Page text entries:
★ ★ ★

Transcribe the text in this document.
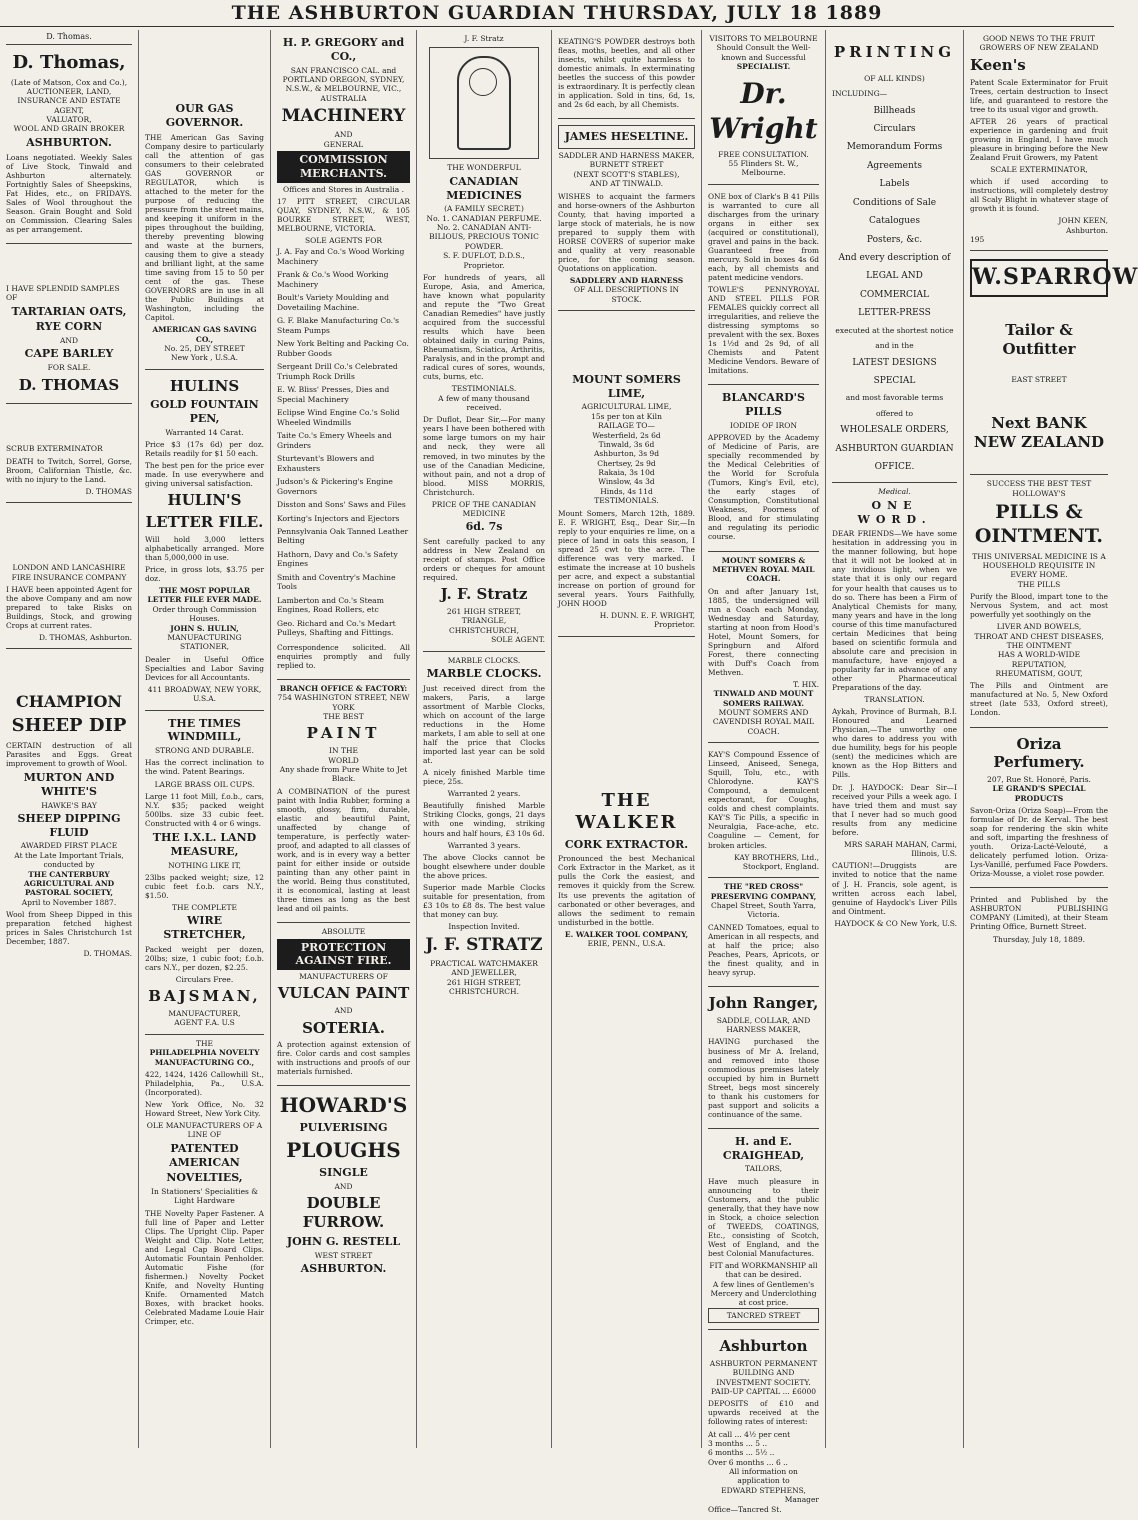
THE ASHBURTON GUARDIAN THURSDAY, JULY 18 1889
D. Thomas.
D. Thomas,
(Late of Matson, Cox and Co.),
AUCTIONEER, LAND, INSURANCE AND ESTATE AGENT,
VALUATOR,
WOOL AND GRAIN BROKER
ASHBURTON.
Loans negotiated. Weekly Sales of Live Stock, Tinwald and Ashburton alternately. Fortnightly Sales of Sheepskins, Fat Hides, etc., on FRIDAYS. Sales of Wool throughout the Season. Grain Bought and Sold on Commission. Clearing Sales as per arrangement.
I HAVE SPLENDID SAMPLES OF
TARTARIAN OATS,
RYE CORN
AND
CAPE BARLEY
FOR SALE.
D. THOMAS
SCRUB EXTERMINATOR
DEATH to Twitch, Sorrel, Gorse, Broom, Californian Thistle, &c. with no injury to the Land.
D. THOMAS
LONDON AND LANCASHIRE FIRE INSURANCE COMPANY
I HAVE been appointed Agent for the above Company and am now prepared to take Risks on Buildings, Stock, and growing Crops at current rates.
D. THOMAS, Ashburton.
CHAMPION
SHEEP DIP
CERTAIN destruction of all Parasites and Eggs. Great improvement to growth of Wool.
MURTON AND WHITE'S
HAWKE'S BAY
SHEEP DIPPING FLUID
AWARDED FIRST PLACE
At the Late Important Trials, conducted by
THE CANTERBURY AGRICULTURAL AND PASTORAL SOCIETY,
April to November 1887.
Wool from Sheep Dipped in this preparation fetched highest prices in Sales Christchurch 1st December, 1887.
D. THOMAS.
OUR GAS GOVERNOR.
THE American Gas Saving Company desire to particularly call the attention of gas consumers to their celebrated GAS GOVERNOR or REGULATOR, which is attached to the meter for the purpose of reducing the pressure from the street mains, and keeping it uniform in the pipes throughout the building, thereby preventing blowing and waste at the burners, causing them to give a steady and brilliant light, at the same time saving from 15 to 50 per cent of the gas. These GOVERNORS are in use in all the Public Buildings at Washington, including the Capitol.
AMERICAN GAS SAVING CO.,
No. 25, DEY STREET
New York , U.S.A.
HULINS
GOLD FOUNTAIN PEN,
Warranted 14 Carat.
Price $3 (17s 6d) per doz. Retails readily for $1 50 each.
The best pen for the price ever made. In use everywhere and giving universal satisfaction.
HULIN'S
LETTER FILE.
Will hold 3,000 letters alphabetically arranged. More than 5,000,000 in use.
Price, in gross lots, $3.75 per doz.
THE MOST POPULAR LETTER FILE EVER MADE.
Order through Commission Houses.
JOHN S. HULIN,
MANUFACTURING STATIONER,
Dealer in Useful Office Specialties and Labor Saving Devices for all Accountants.
411 BROADWAY, NEW YORK, U.S.A.
THE TIMES WINDMILL,
STRONG AND DURABLE.
Has the correct inclination to the wind. Patent Bearings.
LARGE BRASS OIL CUPS.
Large 11 foot Mill, f.o.b., cars, N.Y. $35; packed weight 500lbs. size 33 cubic feet. Constructed with 4 or 6 wings.
THE I.X.L. LAND MEASURE,
NOTHING LIKE IT,
23lbs packed weight; size, 12 cubic feet f.o.b. cars N.Y., $1.50.
THE COMPLETE
WIRE STRETCHER,
Packed weight per dozen, 20lbs; size, 1 cubic foot; f.o.b. cars N.Y., per dozen, $2.25.
Circulars Free.
BAJSMAN,
MANUFACTURER,
AGENT F.A. U.S
THE
PHILADELPHIA NOVELTY
MANUFACTURING CO.,
422, 1424, 1426 Callowhill St., Philadelphia, Pa., U.S.A. (Incorporated).
New York Office, No. 32 Howard Street, New York City.
OLE MANUFACTURERS OF A LINE OF
PATENTED AMERICAN
NOVELTIES,
In Stationers' Specialities & Light Hardware
THE Novelty Paper Fastener. A full line of Paper and Letter Clips. The Upright Clip. Paper Weight and Clip. Note Letter, and Legal Cap Board Clips. Automatic Fountain Penholder. Automatic Fishe (for fishermen.) Novelty Pocket Knife, and Novelty Hunting Knife. Ornamented Match Boxes, with bracket hooks. Celebrated Madame Louie Hair Crimper, etc.
H. P. GREGORY and CO.,
SAN FRANCISCO CAL. and PORTLAND OREGON, SYDNEY, N.S.W., & MELBOURNE, VIC., AUSTRALIA
MACHINERY
AND
GENERAL
COMMISSION MERCHANTS.
Offices and Stores in Australia .
17 PITT STREET, CIRCULAR QUAY, SYDNEY, N.S.W., & 105 BOURKE STREET, WEST, MELBOURNE, VICTORIA.
SOLE AGENTS FOR
J. A. Fay and Co.'s Wood Working Machinery
Frank & Co.'s Wood Working Machinery
Boult's Variety Moulding and Dovetailing Machine.
G. F. Blake Manufacturing Co.'s Steam Pumps
New York Belting and Packing Co. Rubber Goods
Sergeant Drill Co.'s Celebrated Triumph Rock Drills
E. W. Bliss' Presses, Dies and Special Machinery
Eclipse Wind Engine Co.'s Solid Wheeled Windmills
Taite Co.'s Emery Wheels and Grinders
Sturtevant's Blowers and Exhausters
Judson's & Pickering's Engine Governors
Disston and Sons' Saws and Files
Korting's Injectors and Ejectors
Pennsylvania Oak Tanned Leather Belting
Hathorn, Davy and Co.'s Safety Engines
Smith and Coventry's Machine Tools
Lamberton and Co.'s Steam Engines, Road Rollers, etc
Geo. Richard and Co.'s Medart Pulleys, Shafting and Fittings.
Correspondence solicited. All enquiries promptly and fully replied to.
BRANCH OFFICE & FACTORY:
754 WASHINGTON STREET, NEW YORK
THE BEST
PAINT
IN THE
WORLD
Any shade from Pure White to Jet Black.
A COMBINATION of the purest paint with India Rubber, forming a smooth, glossy, firm, durable, elastic and beautiful Paint, unaffected by change of temperature, is perfectly water-proof, and adapted to all classes of work, and is in every way a better paint for either inside or outside painting than any other paint in the world. Being thus constituted, it is economical, lasting at least three times as long as the best lead and oil paints.
ABSOLUTE
PROTECTION AGAINST FIRE.
MANUFACTURERS OF
VULCAN PAINT
AND
SOTERIA.
A protection against extension of fire. Color cards and cost samples with instructions and proofs of our materials furnished.
HOWARD'S
PULVERISING
PLOUGHS
SINGLE
AND
DOUBLE FURROW.
JOHN G. RESTELL
WEST STREET
ASHBURTON.
J. F. Stratz
THE WONDERFUL
CANADIAN MEDICINES
(A FAMILY SECRET.)
No. 1. CANADIAN PERFUME.
No. 2. CANADIAN ANTI-BILIOUS, PRECIOUS TONIC POWDER.
S. F. DUFLOT, D.D.S.,
Proprietor.
For hundreds of years, all Europe, Asia, and America, have known what popularity and repute the "Two Great Canadian Remedies" have justly acquired from the successful results which have been obtained daily in curing Pains, Rheumatism, Sciatica, Arthritis, Paralysis, and in the prompt and radical cures of sores, wounds, cuts, burns, etc.
TESTIMONIALS.
A few of many thousand received.
Dr Duflot, Dear Sir,—For many years I have been bothered with some large tumors on my hair and neck, they were all removed, in two minutes by the use of the Canadian Medicine, without pain, and not a drop of blood. MISS MORRIS, Christchurch.
PRICE OF THE CANADIAN MEDICINE
6d. 7s
Sent carefully packed to any address in New Zealand on receipt of stamps. Post Office orders or cheques for amount required.
J. F. Stratz
261 HIGH STREET,
TRIANGLE,
CHRISTCHURCH,
SOLE AGENT.
MARBLE CLOCKS.
MARBLE CLOCKS.
Just received direct from the makers, Paris, a large assortment of Marble Clocks, which on account of the large reductions in the Home markets, I am able to sell at one half the price that Clocks imported last year can be sold at.
A nicely finished Marble time piece, 25s.
Warranted 2 years.
Beautifully finished Marble Striking Clocks, gongs, 21 days with one winding, striking hours and half hours, £3 10s 6d.
Warranted 3 years.
The above Clocks cannot be bought elsewhere under double the above prices.
Superior made Marble Clocks suitable for presentation, from £3 10s to £8 8s. The best value that money can buy.
Inspection Invited.
J. F. STRATZ
PRACTICAL WATCHMAKER
AND JEWELLER,
261 HIGH STREET,
CHRISTCHURCH.
KEATING'S POWDER destroys both fleas, moths, beetles, and all other insects, whilst quite harmless to domestic animals. In exterminating beetles the success of this powder is extraordinary. It is perfectly clean in application. Sold in tins, 6d, 1s, and 2s 6d each, by all Chemists.
JAMES HESELTINE.
SADDLER AND HARNESS MAKER, BURNETT STREET
(NEXT SCOTT'S STABLES),
AND AT TINWALD.
WISHES to acquaint the farmers and horse-owners of the Ashburton County, that having imported a large stock of materials, he is now prepared to supply them with HORSE COVERS of superior make and quality at very reasonable price, for the coming season. Quotations on application.
SADDLERY AND HARNESS
OF ALL DESCRIPTIONS IN STOCK.
MOUNT SOMERS LIME,
AGRICULTURAL LIME,
15s per ton at Kiln
RAILAGE TO—
Westerfield, 2s 6d
Tinwald, 3s 6d
Ashburton, 3s 9d
Chertsey, 2s 9d
Rakaia, 3s 10d
Winslow, 4s 3d
Hinds, 4s 11d
TESTIMONIALS.
Mount Somers, March 12th, 1889. E. F. WRIGHT, Esq., Dear Sir,—In reply to your enquiries re lime, on a piece of land in oats this season, I spread 25 cwt to the acre. The difference was very marked. I estimate the increase at 10 bushels per acre, and expect a substantial increase on portion of ground for several years. Yours Faithfully, JOHN HOOD
H. DUNN. E. F. WRIGHT, Proprietor.
THE WALKER
CORK EXTRACTOR.
Pronounced the best Mechanical Cork Extractor in the Market, as it pulls the Cork the easiest, and removes it quickly from the Screw. Its use prevents the agitation of carbonated or other beverages, and allows the sediment to remain undisturbed in the bottle.
E. WALKER TOOL COMPANY,
ERIE, PENN., U.S.A.
VISITORS TO MELBOURNE
Should Consult the Well-known and Successful
SPECIALIST.
Dr. Wright
FREE CONSULTATION.
55 Flinders St. W., Melbourne.
ONE box of Clark's B 41 Pills is warranted to cure all discharges from the urinary organs in either sex (acquired or constitutional), gravel and pains in the back. Guaranteed free from mercury. Sold in boxes 4s 6d each, by all chemists and patent medicine vendors.
TOWLE'S PENNYROYAL AND STEEL PILLS FOR FEMALES quickly correct all irregularities, and relieve the distressing symptoms so prevalent with the sex. Boxes 1s 1½d and 2s 9d, of all Chemists and Patent Medicine Vendors. Beware of Imitations.
BLANCARD'S PILLS
IODIDE OF IRON
APPROVED by the Academy of Medicine of Paris, are specially recommended by the Medical Celebrities of the World for Scrofula (Tumors, King's Evil, etc), the early stages of Consumption, Constitutional Weakness, Poorness of Blood, and for stimulating and regulating its periodic course.
MOUNT SOMERS & METHVEN ROYAL MAIL COACH.
On and after January 1st, 1885, the undersigned will run a Coach each Monday, Wednesday and Saturday, starting at noon from Hood's Hotel, Mount Somers, for Springburn and Alford Forest, there connecting with Duff's Coach from Methven.
T. HIX.
TINWALD AND MOUNT SOMERS RAILWAY.
MOUNT SOMERS AND CAVENDISH ROYAL MAIL COACH.
KAY'S Compound Essence of Linseed, Aniseed, Senega, Squill, Tolu, etc., with Chlorodyne. KAY'S Compound, a demulcent expectorant, for Coughs, colds and chest complaints. KAY'S Tic Pills, a specific in Neuralgia, Face-ache, etc. Coaguline — Cement, for broken articles.
KAY BROTHERS, Ltd., Stockport, England.
THE "RED CROSS" PRESERVING COMPANY,
Chapel Street, South Yarra, Victoria.
CANNED Tomatoes, equal to American in all respects, and at half the price; also Peaches, Pears, Apricots, or the finest quality, and in heavy syrup.
John Ranger,
SADDLE, COLLAR, AND HARNESS MAKER,
HAVING purchased the business of Mr A. Ireland, and removed into those commodious premises lately occupied by him in Burnett Street, begs most sincerely to thank his customers for past support and solicits a continuance of the same.
H. and E. CRAIGHEAD,
TAILORS,
Have much pleasure in announcing to their Customers, and the public generally, that they have now in Stock, a choice selection of TWEEDS, COATINGS, Etc., consisting of Scotch, West of England, and the best Colonial Manufactures.
FIT and WORKMANSHIP all that can be desired.
A few lines of Gentlemen's Mercery and Underclothing at cost price.
TANCRED STREET
Ashburton
ASHBURTON PERMANENT BUILDING AND INVESTMENT SOCIETY.
PAID-UP CAPITAL ... £6000
DEPOSITS of £10 and upwards received at the following rates of interest:
At call ... 4½ per cent
3 months ... 5 ..
6 months ... 5½ ..
Over 6 months ... 6 ..
All information on application to
EDWARD STEPHENS,
Manager
Office—Tancred St.
PRINTING
OF ALL KINDS)
INCLUDING—
Billheads
Circulars
Memorandum Forms
Agreements
Labels
Conditions of Sale
Catalogues
Posters, &c.
And every description of
LEGAL AND COMMERCIAL
LETTER-PRESS
executed at the shortest notice and in the
LATEST DESIGNS
SPECIAL
and most favorable terms offered to
WHOLESALE ORDERS,
ASHBURTON GUARDIAN
OFFICE.
Medical.
ONE WORD.
DEAR FRIENDS—We have some hesitation in addressing you in the manner following, but hope that it will not be looked at in any invidious light, when we state that it is only our regard for your health that causes us to do so. There has been a Firm of Analytical Chemists for many, many years and have in the long course of this time manufactured certain Medicines that being based on scientific formula and absolute care and precision in manufacture, have enjoyed a popularity far in advance of any other Pharmaceutical Preparations of the day.
TRANSLATION.
Aykah, Province of Burmah, B.I. Honoured and Learned Physician,—The unworthy one who dares to address you with due humility, begs for his people (sent) the medicines which are known as the Hop Bitters and Pills.
Dr. J. HAYDOCK: Dear Sir—I received your Pills a week ago. I have tried them and must say that I never had so much good results from any medicine before.
MRS SARAH MAHAN, Carmi, Illinois, U.S.
CAUTION!—Druggists are invited to notice that the name of J. H. Francis, sole agent, is written across each label, genuine of Haydock's Liver Pills and Ointment.
HAYDOCK & CO New York, U.S.
GOOD NEWS TO THE FRUIT GROWERS OF NEW ZEALAND
Keen's
Patent Scale Exterminator for Fruit Trees, certain destruction to Insect life, and guaranteed to restore the tree to its usual vigor and growth.
AFTER 26 years of practical experience in gardening and fruit growing in England, I have much pleasure in bringing before the New Zealand Fruit Growers, my Patent
SCALE EXTERMINATOR,
which if used according to instructions, will completely destroy all Scaly Blight in whatever stage of growth it is found.
JOHN KEEN,
Ashburton.
195
W.SPARROW
Tailor & Outfitter
EAST STREET
Next BANK NEW ZEALAND
SUCCESS THE BEST TEST
HOLLOWAY'S
PILLS & OINTMENT.
THIS UNIVERSAL MEDICINE IS A HOUSEHOLD REQUISITE IN EVERY HOME.
THE PILLS
Purify the Blood, impart tone to the Nervous System, and act most powerfully yet soothingly on the
LIVER AND BOWELS,
THROAT AND CHEST DISEASES,
THE OINTMENT
HAS A WORLD-WIDE REPUTATION,
RHEUMATISM, GOUT,
The Pills and Ointment are manufactured at No. 5, New Oxford street (late 533, Oxford street), London.
Oriza Perfumery.
207, Rue St. Honoré, Paris.
LE GRAND'S SPECIAL PRODUCTS
Savon-Oriza (Oriza Soap)—From the formulae of Dr. de Kerval. The best soap for rendering the skin white and soft, imparting the freshness of youth. Oriza-Lacté-Velouté, a delicately perfumed lotion. Oriza-Lys-Vanillé, perfumed Face Powders. Oriza-Mousse, a violet rose powder.
Printed and Published by the ASHBURTON PUBLISHING COMPANY (Limited), at their Steam Printing Office, Burnett Street.
Thursday, July 18, 1889.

★ ★ ★

YOUR OBJECTIVE - All lines above that include the word "foot" should be located and copied.

THE ANSWER -
Large 11 foot Mill, f.o.b., cars, N.Y. $35; packed weight 500lbs. size 33 cubic feet. Constructed with 4 or 6 wings.
Packed weight per dozen, 20lbs; size, 1 cubic foot; f.o.b. cars N.Y., per dozen, $2.25.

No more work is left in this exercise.